--- WORK TO DO ---
Pick out each line of the records in which the word "contenuti" appears.

Recorded data
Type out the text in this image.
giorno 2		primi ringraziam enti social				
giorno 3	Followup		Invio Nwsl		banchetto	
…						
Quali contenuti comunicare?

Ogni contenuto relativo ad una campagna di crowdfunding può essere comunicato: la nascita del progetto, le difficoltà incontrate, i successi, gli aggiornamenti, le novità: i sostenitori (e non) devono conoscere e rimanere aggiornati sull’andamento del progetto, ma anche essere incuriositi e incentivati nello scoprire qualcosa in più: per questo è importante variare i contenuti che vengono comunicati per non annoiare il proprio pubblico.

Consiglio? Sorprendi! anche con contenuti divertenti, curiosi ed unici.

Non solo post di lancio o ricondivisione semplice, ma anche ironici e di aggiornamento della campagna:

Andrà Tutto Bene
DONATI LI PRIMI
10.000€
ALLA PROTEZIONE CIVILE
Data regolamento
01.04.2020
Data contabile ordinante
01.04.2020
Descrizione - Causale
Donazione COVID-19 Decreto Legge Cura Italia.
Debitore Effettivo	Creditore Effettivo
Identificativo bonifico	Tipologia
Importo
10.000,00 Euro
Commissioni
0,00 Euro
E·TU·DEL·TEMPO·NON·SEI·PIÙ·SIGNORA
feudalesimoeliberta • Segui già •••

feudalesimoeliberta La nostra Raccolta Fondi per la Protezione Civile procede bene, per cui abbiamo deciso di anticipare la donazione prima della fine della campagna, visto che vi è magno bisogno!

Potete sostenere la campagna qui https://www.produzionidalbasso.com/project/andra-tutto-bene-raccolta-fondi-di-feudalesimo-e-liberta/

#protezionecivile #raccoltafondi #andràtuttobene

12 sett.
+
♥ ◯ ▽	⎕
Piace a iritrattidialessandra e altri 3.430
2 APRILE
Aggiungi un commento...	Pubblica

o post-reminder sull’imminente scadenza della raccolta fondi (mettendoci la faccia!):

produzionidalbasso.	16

--- THE REPLY ---
Quali contenuti comunicare?
Ogni contenuto relativo ad una campagna di crowdfunding può essere comunicato: la nascita del progetto, le difficoltà incontrate, i successi, gli aggiornamenti, le novità: i sostenitori (e non) devono conoscere e rimanere aggiornati sull’andamento del progetto, ma anche essere incuriositi e incentivati nello scoprire qualcosa in più: per questo è importante variare i contenuti che vengono comunicati per non annoiare il proprio pubblico.
Consiglio? Sorprendi! anche con contenuti divertenti, curiosi ed unici.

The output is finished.